##### Record excerpts

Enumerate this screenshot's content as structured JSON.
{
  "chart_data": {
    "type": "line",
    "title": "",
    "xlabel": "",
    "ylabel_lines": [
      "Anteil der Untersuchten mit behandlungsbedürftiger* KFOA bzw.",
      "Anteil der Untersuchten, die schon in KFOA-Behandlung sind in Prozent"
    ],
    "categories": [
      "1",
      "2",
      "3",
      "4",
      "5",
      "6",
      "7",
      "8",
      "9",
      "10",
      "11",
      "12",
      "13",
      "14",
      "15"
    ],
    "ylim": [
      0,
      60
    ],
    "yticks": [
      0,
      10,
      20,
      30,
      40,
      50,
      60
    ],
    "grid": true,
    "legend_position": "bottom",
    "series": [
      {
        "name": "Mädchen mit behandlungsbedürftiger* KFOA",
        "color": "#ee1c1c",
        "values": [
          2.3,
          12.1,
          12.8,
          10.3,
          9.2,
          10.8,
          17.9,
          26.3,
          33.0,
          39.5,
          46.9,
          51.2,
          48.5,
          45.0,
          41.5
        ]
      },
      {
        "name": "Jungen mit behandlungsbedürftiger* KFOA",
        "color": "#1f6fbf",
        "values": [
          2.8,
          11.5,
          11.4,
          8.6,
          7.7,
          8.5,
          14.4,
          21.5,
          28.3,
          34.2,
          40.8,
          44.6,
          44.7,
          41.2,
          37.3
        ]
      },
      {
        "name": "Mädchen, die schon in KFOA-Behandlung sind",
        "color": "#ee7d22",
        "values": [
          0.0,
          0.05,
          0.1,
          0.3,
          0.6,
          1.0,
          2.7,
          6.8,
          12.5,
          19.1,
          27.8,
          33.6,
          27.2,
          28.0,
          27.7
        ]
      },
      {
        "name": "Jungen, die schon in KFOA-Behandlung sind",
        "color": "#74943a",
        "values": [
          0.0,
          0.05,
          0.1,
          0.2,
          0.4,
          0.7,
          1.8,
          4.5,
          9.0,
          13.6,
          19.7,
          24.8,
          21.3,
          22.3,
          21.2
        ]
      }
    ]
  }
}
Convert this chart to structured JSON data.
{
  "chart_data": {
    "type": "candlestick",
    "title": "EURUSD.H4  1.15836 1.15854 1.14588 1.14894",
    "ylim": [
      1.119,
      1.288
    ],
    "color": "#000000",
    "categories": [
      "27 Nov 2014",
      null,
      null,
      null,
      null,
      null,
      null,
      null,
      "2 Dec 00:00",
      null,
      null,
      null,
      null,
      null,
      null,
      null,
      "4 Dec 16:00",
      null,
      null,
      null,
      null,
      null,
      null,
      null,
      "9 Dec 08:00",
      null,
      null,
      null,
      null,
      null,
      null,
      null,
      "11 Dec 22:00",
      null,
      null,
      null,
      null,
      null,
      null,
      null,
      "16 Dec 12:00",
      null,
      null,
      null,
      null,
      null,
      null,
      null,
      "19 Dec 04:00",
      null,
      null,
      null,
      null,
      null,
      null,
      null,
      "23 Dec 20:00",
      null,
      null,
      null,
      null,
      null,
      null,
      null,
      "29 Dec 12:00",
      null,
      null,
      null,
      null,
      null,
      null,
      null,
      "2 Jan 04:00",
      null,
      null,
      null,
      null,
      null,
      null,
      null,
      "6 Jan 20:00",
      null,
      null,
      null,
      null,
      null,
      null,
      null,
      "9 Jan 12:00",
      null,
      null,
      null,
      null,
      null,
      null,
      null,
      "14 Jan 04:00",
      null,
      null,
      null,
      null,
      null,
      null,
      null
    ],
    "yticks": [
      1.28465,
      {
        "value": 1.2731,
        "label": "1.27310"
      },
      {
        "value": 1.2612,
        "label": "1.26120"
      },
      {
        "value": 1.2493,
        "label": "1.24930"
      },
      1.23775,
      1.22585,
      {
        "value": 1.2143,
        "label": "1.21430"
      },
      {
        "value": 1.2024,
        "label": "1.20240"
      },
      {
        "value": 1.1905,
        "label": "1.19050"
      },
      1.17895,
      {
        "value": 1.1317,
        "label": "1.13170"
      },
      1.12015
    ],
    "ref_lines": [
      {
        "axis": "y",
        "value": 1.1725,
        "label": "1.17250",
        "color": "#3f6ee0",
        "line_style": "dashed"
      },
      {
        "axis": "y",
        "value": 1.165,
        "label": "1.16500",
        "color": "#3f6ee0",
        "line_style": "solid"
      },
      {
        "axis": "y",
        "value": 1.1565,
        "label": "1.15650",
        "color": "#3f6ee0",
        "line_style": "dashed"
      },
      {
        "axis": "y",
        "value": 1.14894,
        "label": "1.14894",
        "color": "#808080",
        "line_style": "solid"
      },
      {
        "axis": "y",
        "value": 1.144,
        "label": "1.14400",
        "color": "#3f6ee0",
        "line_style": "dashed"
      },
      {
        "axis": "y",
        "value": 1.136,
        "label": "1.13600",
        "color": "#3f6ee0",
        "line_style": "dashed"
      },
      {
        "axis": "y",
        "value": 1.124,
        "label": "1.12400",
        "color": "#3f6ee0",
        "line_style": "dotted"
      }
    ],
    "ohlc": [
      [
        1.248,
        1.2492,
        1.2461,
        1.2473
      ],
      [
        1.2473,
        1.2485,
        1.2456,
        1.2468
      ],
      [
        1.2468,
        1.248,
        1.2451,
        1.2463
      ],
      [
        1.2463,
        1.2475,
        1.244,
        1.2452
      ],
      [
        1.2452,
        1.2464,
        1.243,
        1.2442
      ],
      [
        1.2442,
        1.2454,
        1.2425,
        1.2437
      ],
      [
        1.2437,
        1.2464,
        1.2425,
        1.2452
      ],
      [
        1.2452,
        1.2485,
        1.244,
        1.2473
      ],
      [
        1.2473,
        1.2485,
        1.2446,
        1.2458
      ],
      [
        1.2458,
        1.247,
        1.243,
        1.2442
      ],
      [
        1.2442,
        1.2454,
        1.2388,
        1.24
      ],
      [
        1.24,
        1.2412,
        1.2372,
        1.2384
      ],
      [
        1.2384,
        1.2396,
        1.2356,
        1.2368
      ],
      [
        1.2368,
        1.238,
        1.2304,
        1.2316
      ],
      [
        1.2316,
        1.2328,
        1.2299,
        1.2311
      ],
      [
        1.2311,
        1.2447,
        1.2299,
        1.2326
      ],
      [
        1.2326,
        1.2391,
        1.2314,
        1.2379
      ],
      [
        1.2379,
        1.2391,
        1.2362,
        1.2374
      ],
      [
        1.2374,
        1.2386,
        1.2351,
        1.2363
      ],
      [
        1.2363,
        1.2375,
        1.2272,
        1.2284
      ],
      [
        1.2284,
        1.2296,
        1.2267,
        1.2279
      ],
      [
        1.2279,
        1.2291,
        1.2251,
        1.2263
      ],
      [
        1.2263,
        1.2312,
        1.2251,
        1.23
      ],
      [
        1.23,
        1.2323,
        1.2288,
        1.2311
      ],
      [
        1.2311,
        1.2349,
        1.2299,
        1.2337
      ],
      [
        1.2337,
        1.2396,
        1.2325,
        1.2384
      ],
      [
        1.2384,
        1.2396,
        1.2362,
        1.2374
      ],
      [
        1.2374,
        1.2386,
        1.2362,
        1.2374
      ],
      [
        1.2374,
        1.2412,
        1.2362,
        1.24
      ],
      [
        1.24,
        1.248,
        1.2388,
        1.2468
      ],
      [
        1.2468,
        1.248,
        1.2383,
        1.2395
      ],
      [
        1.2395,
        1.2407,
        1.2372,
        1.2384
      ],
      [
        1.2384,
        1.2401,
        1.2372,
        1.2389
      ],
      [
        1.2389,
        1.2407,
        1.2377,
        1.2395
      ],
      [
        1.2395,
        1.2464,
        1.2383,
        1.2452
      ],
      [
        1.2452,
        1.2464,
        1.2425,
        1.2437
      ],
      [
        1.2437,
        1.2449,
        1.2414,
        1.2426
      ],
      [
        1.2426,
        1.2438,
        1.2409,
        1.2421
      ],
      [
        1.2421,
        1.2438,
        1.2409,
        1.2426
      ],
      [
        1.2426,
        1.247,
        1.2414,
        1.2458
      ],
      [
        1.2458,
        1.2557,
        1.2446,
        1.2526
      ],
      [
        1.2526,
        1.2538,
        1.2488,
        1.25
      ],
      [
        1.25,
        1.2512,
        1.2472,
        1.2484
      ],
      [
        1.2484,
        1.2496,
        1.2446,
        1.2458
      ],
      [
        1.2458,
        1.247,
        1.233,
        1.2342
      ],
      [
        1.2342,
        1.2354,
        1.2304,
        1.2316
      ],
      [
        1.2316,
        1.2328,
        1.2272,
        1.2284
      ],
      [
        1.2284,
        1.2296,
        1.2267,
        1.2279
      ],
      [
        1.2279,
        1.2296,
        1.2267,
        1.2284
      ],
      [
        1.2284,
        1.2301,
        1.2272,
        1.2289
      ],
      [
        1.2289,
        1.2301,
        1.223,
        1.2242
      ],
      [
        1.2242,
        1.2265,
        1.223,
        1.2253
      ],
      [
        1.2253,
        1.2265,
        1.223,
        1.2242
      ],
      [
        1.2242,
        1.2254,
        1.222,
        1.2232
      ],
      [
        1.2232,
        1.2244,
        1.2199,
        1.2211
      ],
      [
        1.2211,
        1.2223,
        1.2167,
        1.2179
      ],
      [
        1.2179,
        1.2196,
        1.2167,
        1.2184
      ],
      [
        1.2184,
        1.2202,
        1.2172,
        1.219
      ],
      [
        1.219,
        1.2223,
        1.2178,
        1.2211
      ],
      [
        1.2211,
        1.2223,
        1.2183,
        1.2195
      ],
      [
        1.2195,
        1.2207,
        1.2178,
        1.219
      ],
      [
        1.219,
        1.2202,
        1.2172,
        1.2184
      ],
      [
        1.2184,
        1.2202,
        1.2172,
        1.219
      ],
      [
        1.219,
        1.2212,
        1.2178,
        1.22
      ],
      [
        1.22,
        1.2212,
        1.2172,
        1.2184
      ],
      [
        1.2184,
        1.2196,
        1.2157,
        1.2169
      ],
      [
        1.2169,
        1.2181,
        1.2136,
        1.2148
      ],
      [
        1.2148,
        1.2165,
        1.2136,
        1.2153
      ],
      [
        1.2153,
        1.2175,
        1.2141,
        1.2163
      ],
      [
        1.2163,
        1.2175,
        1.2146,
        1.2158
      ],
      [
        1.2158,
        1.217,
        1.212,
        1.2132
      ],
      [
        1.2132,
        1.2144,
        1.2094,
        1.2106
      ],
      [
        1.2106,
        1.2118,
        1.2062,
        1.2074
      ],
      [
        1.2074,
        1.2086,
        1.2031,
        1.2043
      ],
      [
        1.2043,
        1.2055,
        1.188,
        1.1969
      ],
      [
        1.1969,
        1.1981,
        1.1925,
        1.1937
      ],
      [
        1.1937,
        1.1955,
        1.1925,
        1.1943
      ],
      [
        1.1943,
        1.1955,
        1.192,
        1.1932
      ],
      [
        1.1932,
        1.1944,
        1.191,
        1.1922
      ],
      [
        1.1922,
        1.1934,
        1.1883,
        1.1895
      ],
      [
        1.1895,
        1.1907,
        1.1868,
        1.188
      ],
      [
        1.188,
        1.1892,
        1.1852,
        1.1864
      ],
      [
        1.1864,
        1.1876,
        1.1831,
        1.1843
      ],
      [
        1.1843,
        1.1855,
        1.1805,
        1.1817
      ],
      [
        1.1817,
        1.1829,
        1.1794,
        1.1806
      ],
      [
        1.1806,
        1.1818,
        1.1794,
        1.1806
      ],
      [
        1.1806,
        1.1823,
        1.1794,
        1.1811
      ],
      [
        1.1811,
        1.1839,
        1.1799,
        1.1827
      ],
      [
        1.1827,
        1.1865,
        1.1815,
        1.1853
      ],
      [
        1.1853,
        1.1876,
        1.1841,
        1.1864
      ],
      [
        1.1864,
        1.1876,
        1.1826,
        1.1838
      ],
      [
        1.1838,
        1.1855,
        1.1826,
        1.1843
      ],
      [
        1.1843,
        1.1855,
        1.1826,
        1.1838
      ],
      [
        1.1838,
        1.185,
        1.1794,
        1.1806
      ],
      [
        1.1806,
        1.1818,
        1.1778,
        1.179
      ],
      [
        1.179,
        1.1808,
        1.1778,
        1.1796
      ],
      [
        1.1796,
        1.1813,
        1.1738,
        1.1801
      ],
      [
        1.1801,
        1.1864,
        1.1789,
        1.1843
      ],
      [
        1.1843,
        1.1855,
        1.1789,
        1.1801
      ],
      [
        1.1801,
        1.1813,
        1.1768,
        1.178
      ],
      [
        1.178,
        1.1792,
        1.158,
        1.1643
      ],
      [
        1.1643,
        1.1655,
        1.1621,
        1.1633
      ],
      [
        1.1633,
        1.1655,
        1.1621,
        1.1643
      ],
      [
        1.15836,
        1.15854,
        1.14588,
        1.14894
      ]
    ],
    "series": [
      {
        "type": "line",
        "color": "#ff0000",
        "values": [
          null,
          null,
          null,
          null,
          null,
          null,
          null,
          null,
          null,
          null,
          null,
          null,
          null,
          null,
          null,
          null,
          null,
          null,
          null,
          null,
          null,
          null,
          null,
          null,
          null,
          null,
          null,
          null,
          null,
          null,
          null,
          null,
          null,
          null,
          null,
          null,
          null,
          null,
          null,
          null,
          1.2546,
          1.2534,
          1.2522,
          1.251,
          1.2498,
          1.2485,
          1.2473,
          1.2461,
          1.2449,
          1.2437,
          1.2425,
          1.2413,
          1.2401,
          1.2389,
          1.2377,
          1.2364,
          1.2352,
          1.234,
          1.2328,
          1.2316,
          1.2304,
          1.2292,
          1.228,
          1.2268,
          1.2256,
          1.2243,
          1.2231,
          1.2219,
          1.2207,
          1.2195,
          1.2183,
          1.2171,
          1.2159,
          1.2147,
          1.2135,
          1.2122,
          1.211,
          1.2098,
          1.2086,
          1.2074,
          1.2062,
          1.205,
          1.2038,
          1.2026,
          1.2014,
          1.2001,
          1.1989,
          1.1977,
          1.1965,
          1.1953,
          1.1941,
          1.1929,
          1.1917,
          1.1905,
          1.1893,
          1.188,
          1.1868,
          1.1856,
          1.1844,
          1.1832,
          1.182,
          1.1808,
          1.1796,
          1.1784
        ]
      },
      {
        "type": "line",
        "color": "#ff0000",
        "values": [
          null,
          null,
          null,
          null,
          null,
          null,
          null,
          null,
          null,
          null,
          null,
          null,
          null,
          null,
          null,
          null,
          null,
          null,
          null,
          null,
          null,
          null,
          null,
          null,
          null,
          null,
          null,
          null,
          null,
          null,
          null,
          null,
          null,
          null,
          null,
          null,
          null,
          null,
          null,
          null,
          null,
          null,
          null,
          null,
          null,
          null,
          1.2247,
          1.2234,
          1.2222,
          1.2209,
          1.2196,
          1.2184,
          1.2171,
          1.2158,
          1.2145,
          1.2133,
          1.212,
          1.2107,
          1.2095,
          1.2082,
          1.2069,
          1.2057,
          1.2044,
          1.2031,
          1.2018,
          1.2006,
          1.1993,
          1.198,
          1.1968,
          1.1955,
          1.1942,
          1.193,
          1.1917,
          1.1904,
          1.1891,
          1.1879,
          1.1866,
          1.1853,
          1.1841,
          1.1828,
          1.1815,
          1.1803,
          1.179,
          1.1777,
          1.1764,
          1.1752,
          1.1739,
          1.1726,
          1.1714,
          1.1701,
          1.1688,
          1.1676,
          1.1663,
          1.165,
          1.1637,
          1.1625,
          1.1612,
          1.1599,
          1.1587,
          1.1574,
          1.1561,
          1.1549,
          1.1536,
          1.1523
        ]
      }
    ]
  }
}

##########

▶ [What this task involves]: Copy each line above that contains the string "name".

▶ [Solution to this task]:
        "name": "Mädchen mit behandlungsbedürftiger* KFOA",
        "name": "Jungen mit behandlungsbedürftiger* KFOA",
        "name": "Mädchen, die schon in KFOA-Behandlung sind",
        "name": "Jungen, die schon in KFOA-Behandlung sind",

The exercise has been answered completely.